======== Records provided ========
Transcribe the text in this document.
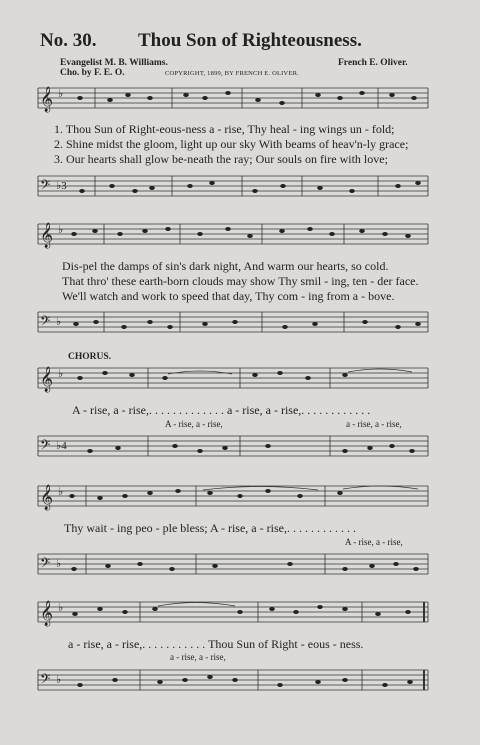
No. 30. Thou Son of Righteousness.
Evangelist M. B. Williams.
Cho. by F. E. O.	COPYRIGHT, 1899, BY FRENCH E. OLIVER.
French E. Oliver.
𝄞 ♭
1. Thou Sun of Right-eous-ness a - rise, Thy heal - ing wings un - fold;
2. Shine midst the gloom, light up our sky With beams of heav'n-ly grace;
3. Our hearts shall glow be-neath the ray; Our souls on fire with love;
𝄢 ♭3
𝄞 ♭
Dis-pel the damps of sin's dark night, And warm our hearts, so cold.
That thro' these earth-born clouds may show Thy smil - ing, ten - der face.
We'll watch and work to speed that day, Thy com - ing from a - bove.
𝄢 ♭
CHORUS.
𝄞 ♭
A - rise, a - rise,. . . . . . . . . . . . . a - rise, a - rise,. . . . . . . . . . . .
A - rise, a - rise,	a - rise, a - rise,
𝄢 ♭4
𝄞 ♭
Thy wait - ing peo - ple bless; A - rise, a - rise,. . . . . . . . . . . .
A - rise, a - rise,
𝄢 ♭
𝄞 ♭
a - rise, a - rise,. . . . . . . . . . . Thou Sun of Right - eous - ness.
a - rise, a - rise,
𝄢 ♭
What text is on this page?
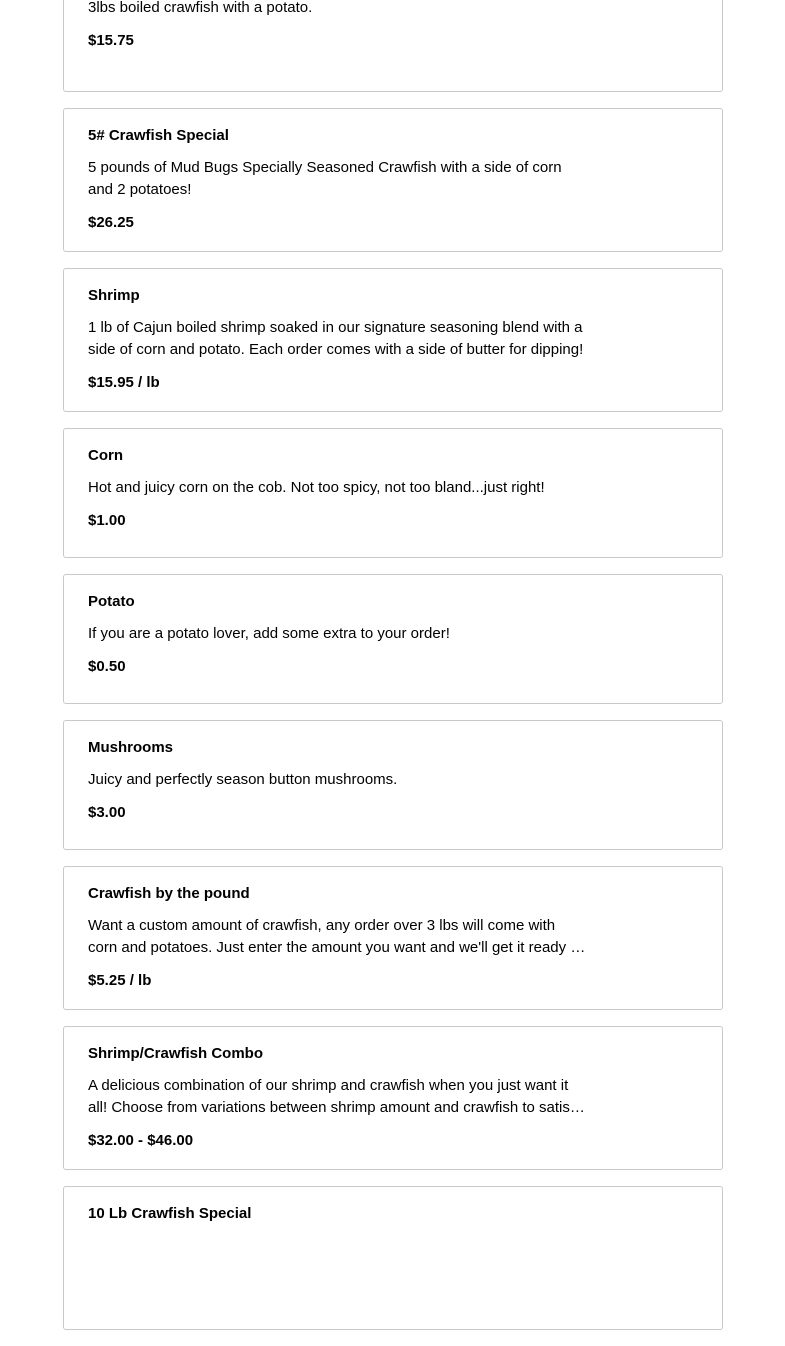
3lbs boiled crawfish with a potato.
$15.75
5# Crawfish Special
5 pounds of Mud Bugs Specially Seasoned Crawfish with a side of corn and 2 potatoes!
$26.25
Shrimp
1 lb of Cajun boiled shrimp soaked in our signature seasoning blend with a side of corn and potato. Each order comes with a side of butter for dipping!
$15.95 / lb
Corn
Hot and juicy corn on the cob. Not too spicy, not too bland...just right!
$1.00
Potato
If you are a potato lover, add some extra to your order!
$0.50
Mushrooms
Juicy and perfectly season button mushrooms.
$3.00
Crawfish by the pound
Want a custom amount of crawfish, any order over 3 lbs will come with corn and potatoes. Just enter the amount you want and we'll get it ready for
$5.25 / lb
Shrimp/Crawfish Combo
A delicious combination of our shrimp and crawfish when you just want it all! Choose from variations between shrimp amount and crawfish to satisfy
$32.00 - $46.00
10 Lb Crawfish Special
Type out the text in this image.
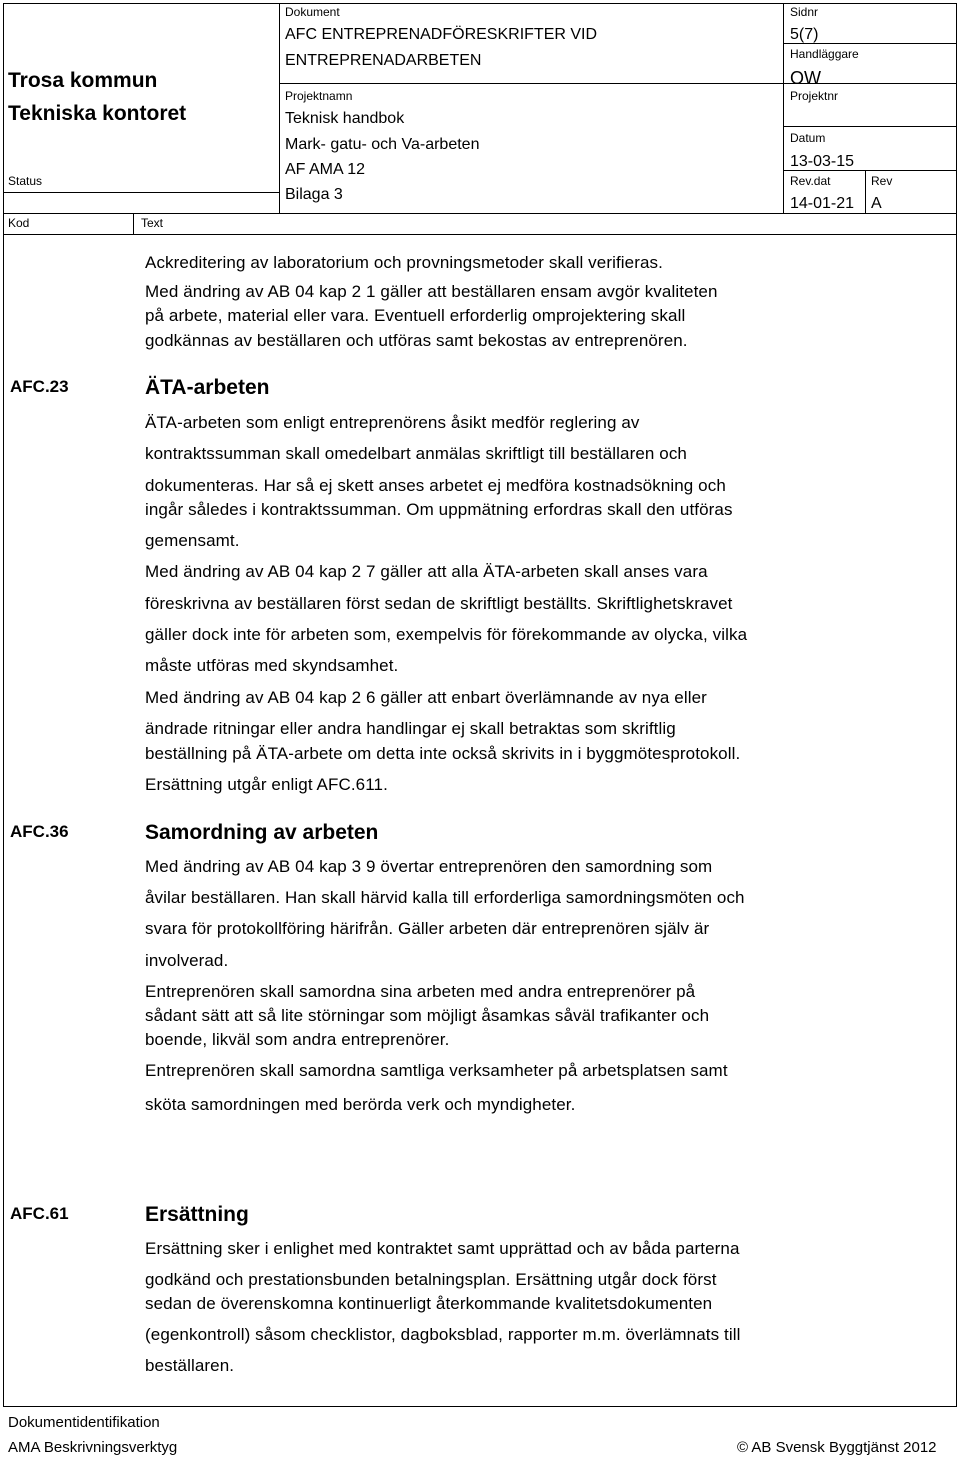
Trosa kommun
Tekniska kontoret
Status
Kod	Text
Dokument
AFC ENTREPRENADFÖRESKRIFTER VID
ENTREPRENADARBETEN
Projektnamn
Teknisk handbok
Mark- gatu- och Va-arbeten
AF AMA 12
Bilaga 3
Sidnr
5(7)
Handläggare
OW
Projektnr
Datum
13-03-15
Rev.dat
14-01-21
Rev
A
Ackreditering av laboratorium och provningsmetoder skall verifieras.
Med ändring av AB 04 kap 2 1 gäller att beställaren ensam avgör kvaliteten
på arbete, material eller vara. Eventuell erforderlig omprojektering skall
godkännas av beställaren och utföras samt bekostas av entreprenören.
AFC.23	ÄTA-arbeten
ÄTA-arbeten som enligt entreprenörens åsikt medför reglering av
kontraktssumman skall omedelbart anmälas skriftligt till beställaren och
dokumenteras. Har så ej skett anses arbetet ej medföra kostnadsökning och
ingår således i kontraktssumman. Om uppmätning erfordras skall den utföras
gemensamt.
Med ändring av AB 04 kap 2 7 gäller att alla ÄTA-arbeten skall anses vara
föreskrivna av beställaren först sedan de skriftligt beställts. Skriftlighetskravet
gäller dock inte för arbeten som, exempelvis för förekommande av olycka, vilka
måste utföras med skyndsamhet.
Med ändring av AB 04 kap 2 6 gäller att enbart överlämnande av nya eller
ändrade ritningar eller andra handlingar ej skall betraktas som skriftlig
beställning på ÄTA-arbete om detta inte också skrivits in i byggmötesprotokoll.
Ersättning utgår enligt AFC.611.
AFC.36	Samordning av arbeten
Med ändring av AB 04 kap 3 9 övertar entreprenören den samordning som
åvilar beställaren. Han skall härvid kalla till erforderliga samordningsmöten och
svara för protokollföring härifrån. Gäller arbeten där entreprenören själv är
involverad.
Entreprenören skall samordna sina arbeten med andra entreprenörer på
sådant sätt att så lite störningar som möjligt åsamkas såväl trafikanter och
boende, likväl som andra entreprenörer.
Entreprenören skall samordna samtliga verksamheter på arbetsplatsen samt
sköta samordningen med berörda verk och myndigheter.
AFC.61	Ersättning
Ersättning sker i enlighet med kontraktet samt upprättad och av båda parterna
godkänd och prestationsbunden betalningsplan. Ersättning utgår dock först
sedan de överenskomna kontinuerligt återkommande kvalitetsdokumenten
(egenkontroll) såsom checklistor, dagboksblad, rapporter m.m. överlämnats till
beställaren.
Dokumentidentifikation
AMA Beskrivningsverktyg	© AB Svensk Byggtjänst 2012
========
Tally the lines in the entries above that hold the word "sedan". Reply with nothing but that count.

2